_EXERCISE INPUTS_
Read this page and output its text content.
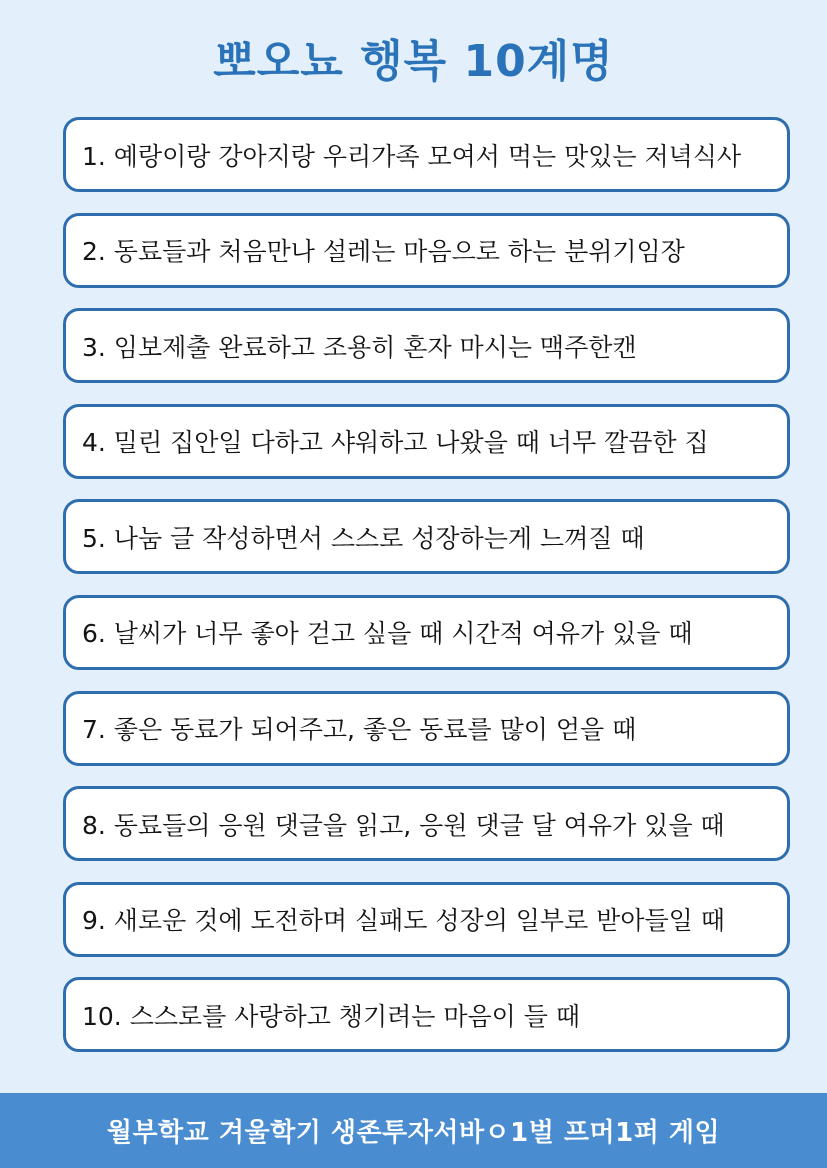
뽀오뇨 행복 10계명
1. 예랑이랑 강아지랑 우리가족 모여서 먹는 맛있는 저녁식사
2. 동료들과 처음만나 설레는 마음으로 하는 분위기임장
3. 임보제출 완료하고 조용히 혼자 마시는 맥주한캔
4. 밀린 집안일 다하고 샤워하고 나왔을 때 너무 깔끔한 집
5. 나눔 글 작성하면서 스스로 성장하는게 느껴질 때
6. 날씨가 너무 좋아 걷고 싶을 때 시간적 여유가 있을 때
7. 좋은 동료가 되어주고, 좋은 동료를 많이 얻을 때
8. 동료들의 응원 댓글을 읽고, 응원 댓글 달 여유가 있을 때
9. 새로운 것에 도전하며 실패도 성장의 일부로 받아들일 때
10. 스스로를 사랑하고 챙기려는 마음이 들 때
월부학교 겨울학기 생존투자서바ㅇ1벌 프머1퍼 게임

--

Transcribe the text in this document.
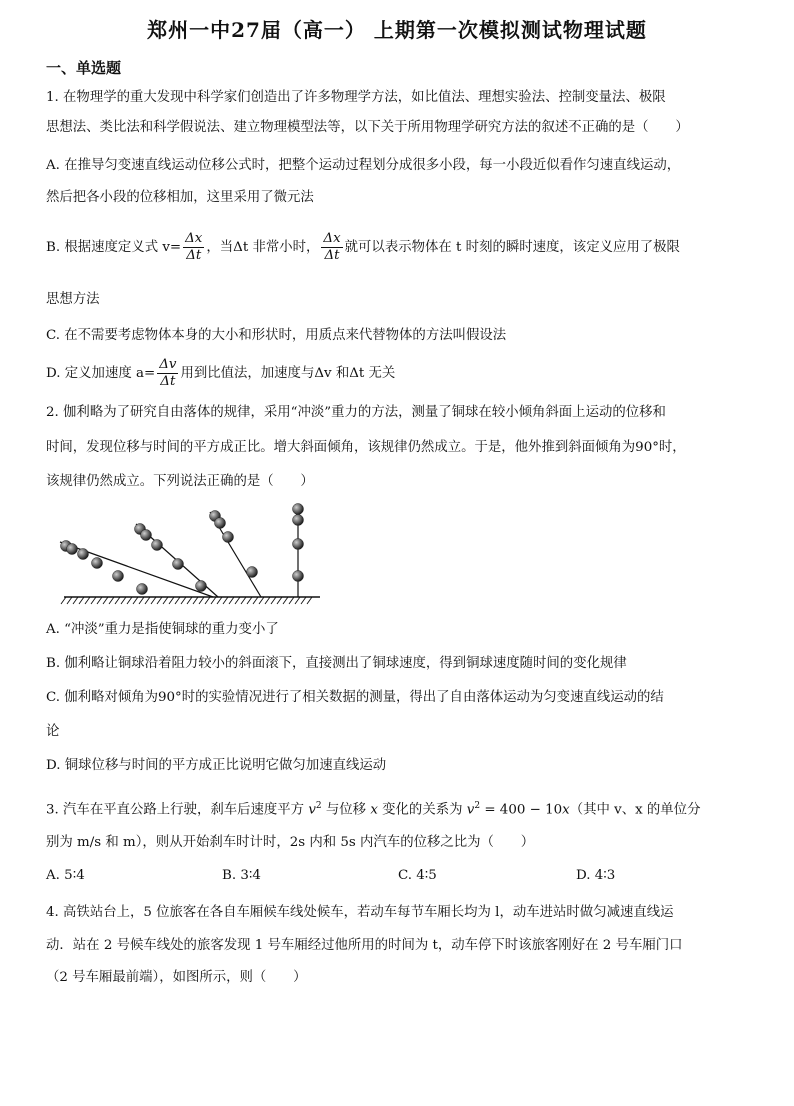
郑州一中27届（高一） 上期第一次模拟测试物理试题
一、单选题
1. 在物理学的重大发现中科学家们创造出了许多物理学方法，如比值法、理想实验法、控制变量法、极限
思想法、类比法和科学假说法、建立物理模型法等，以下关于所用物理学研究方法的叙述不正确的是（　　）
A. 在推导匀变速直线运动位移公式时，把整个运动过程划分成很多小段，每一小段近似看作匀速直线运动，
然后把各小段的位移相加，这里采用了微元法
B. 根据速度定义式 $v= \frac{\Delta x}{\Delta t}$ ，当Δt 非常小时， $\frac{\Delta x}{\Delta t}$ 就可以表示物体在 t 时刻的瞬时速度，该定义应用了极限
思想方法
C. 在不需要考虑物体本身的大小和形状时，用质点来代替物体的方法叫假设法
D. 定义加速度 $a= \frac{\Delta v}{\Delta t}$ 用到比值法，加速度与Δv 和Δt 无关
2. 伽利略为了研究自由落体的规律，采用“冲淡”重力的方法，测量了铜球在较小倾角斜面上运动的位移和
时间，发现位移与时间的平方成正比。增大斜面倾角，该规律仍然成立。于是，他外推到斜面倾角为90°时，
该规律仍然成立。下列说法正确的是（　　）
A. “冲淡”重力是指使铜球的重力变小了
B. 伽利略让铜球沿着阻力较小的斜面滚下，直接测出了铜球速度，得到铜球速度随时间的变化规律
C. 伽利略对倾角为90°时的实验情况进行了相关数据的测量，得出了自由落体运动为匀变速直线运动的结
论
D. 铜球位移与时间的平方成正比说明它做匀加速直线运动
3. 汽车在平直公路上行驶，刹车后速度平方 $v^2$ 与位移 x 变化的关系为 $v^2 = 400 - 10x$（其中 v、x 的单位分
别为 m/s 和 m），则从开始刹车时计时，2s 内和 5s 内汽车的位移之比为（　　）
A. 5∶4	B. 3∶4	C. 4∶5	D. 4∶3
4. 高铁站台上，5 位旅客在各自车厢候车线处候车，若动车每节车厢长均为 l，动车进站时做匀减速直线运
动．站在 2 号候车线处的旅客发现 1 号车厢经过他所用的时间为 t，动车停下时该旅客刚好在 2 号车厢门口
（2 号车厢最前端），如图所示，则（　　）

...

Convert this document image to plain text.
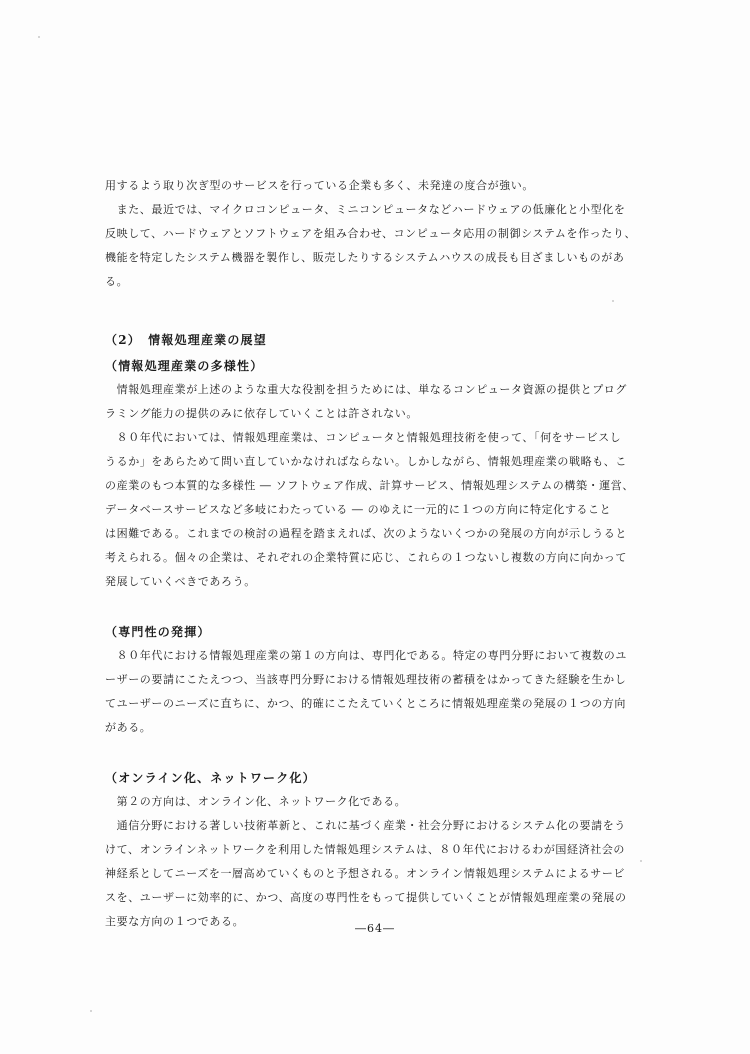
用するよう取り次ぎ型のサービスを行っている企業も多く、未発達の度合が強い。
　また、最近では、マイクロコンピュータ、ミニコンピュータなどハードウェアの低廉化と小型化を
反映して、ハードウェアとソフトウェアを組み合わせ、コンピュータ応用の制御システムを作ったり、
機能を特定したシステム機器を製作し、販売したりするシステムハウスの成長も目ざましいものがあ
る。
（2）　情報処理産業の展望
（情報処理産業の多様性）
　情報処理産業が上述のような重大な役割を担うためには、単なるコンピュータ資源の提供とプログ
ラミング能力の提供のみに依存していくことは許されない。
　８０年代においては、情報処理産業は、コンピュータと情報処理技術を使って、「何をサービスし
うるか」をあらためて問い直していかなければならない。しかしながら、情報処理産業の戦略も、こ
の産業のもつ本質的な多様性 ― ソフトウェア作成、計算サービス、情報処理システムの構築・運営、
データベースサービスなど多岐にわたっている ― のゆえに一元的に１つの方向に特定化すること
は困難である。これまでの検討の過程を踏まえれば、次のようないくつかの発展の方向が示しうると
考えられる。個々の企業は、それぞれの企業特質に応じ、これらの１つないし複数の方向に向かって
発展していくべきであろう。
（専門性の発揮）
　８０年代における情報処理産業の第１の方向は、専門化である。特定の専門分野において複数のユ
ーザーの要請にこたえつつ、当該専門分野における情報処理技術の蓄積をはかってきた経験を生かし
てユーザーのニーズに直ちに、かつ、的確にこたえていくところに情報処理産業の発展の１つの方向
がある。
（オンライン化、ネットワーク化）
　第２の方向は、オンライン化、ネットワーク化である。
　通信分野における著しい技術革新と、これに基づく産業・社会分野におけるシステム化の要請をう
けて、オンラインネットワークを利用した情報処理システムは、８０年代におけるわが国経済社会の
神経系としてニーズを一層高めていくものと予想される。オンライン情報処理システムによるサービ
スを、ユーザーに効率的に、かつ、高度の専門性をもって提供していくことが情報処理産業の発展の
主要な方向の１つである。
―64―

_WHAT IS EXPECTED_
Which lines contain the word "frac"? Copy each one.

_TASK ANSWER_
B. 根据速度定义式 $v= \frac{\Delta x}{\Delta t}$ ，当Δt 非常小时， $\frac{\Delta x}{\Delta t}$ 就可以表示物体在 t 时刻的瞬时速度，该定义应用了极限
D. 定义加速度 $a= \frac{\Delta v}{\Delta t}$ 用到比值法，加速度与Δv 和Δt 无关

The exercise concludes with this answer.